-- Begin --

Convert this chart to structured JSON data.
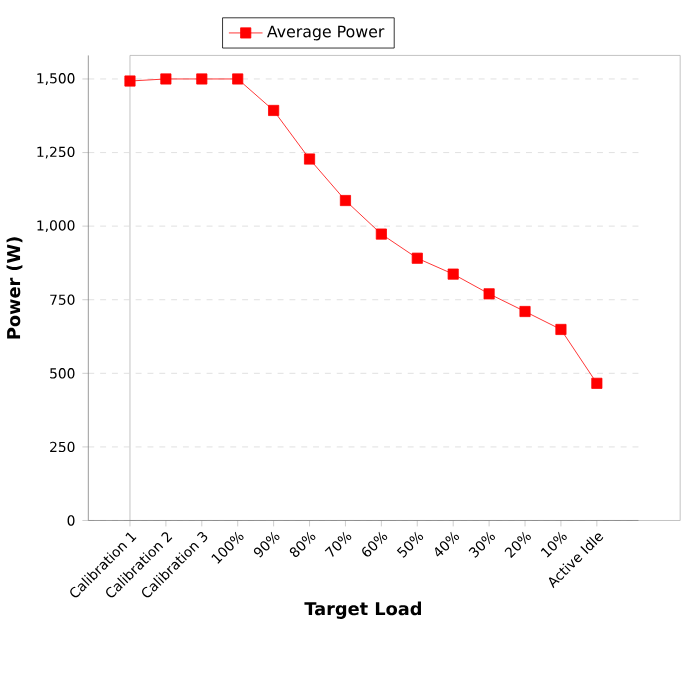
{
  "chart_data": {
    "type": "line",
    "xlabel": "Target Load",
    "ylabel": "Power (W)",
    "categories": [
      "Calibration 1",
      "Calibration 2",
      "Calibration 3",
      "100%",
      "90%",
      "80%",
      "70%",
      "60%",
      "50%",
      "40%",
      "30%",
      "20%",
      "10%",
      "Active Idle"
    ],
    "series": [
      {
        "name": "Average Power",
        "color": "#ff0000",
        "values": [
          1493,
          1500,
          1500,
          1500,
          1393,
          1228,
          1087,
          973,
          891,
          837,
          770,
          710,
          649,
          466
        ]
      }
    ],
    "ylim": [
      0,
      1580
    ],
    "yticks": [
      0,
      250,
      500,
      750,
      {
        "value": 1000,
        "label": "1,000"
      },
      {
        "value": 1250,
        "label": "1,250"
      },
      {
        "value": 1500,
        "label": "1,500"
      }
    ],
    "grid": "y",
    "legend": "top",
    "marker": "square",
    "line_style": "solid"
  }
}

-- End --

● SHORT TASK
Say how many lines of the data include the word "Calibration". Nothing other than the number should be given.

● WRITTEN REPLY
3